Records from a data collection
## start

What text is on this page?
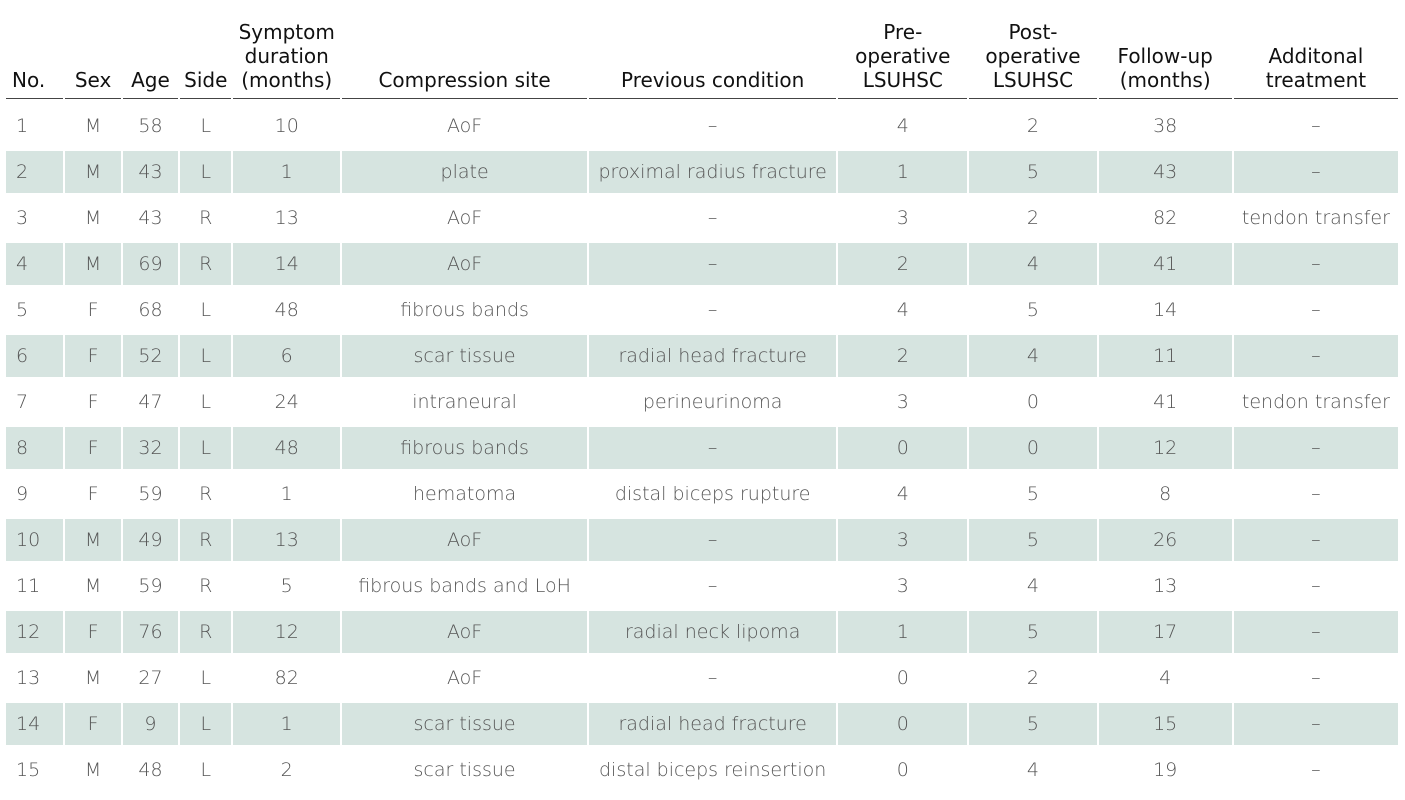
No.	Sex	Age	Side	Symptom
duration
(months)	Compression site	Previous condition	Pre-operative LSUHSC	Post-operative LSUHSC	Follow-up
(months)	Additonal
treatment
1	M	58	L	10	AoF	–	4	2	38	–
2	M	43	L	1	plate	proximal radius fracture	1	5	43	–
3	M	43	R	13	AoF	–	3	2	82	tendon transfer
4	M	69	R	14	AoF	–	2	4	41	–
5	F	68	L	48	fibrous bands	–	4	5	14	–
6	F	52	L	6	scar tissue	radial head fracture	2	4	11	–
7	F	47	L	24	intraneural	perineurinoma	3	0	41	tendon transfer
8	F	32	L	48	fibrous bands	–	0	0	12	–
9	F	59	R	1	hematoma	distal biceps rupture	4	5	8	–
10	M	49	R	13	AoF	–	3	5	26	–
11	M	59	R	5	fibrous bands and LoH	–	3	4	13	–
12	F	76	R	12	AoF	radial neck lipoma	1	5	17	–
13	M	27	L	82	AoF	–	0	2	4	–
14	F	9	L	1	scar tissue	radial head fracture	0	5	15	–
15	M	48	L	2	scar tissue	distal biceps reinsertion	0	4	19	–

## end

* **What you need to do**
Pictures are not part of the copy; reproduce everything else in the records exactly.

* **The solution**
What text is on this page?
No.	Sex	Age	Side	Symptom
duration
(months)	Compression site	Previous condition	Pre-operative LSUHSC	Post-operative LSUHSC	Follow-up
(months)	Additonal
treatment
1	M	58	L	10	AoF	–	4	2	38	–
2	M	43	L	1	plate	proximal radius fracture	1	5	43	–
3	M	43	R	13	AoF	–	3	2	82	tendon transfer
4	M	69	R	14	AoF	–	2	4	41	–
5	F	68	L	48	fibrous bands	–	4	5	14	–
6	F	52	L	6	scar tissue	radial head fracture	2	4	11	–
7	F	47	L	24	intraneural	perineurinoma	3	0	41	tendon transfer
8	F	32	L	48	fibrous bands	–	0	0	12	–
9	F	59	R	1	hematoma	distal biceps rupture	4	5	8	–
10	M	49	R	13	AoF	–	3	5	26	–
11	M	59	R	5	fibrous bands and LoH	–	3	4	13	–
12	F	76	R	12	AoF	radial neck lipoma	1	5	17	–
13	M	27	L	82	AoF	–	0	2	4	–
14	F	9	L	1	scar tissue	radial head fracture	0	5	15	–
15	M	48	L	2	scar tissue	distal biceps reinsertion	0	4	19	–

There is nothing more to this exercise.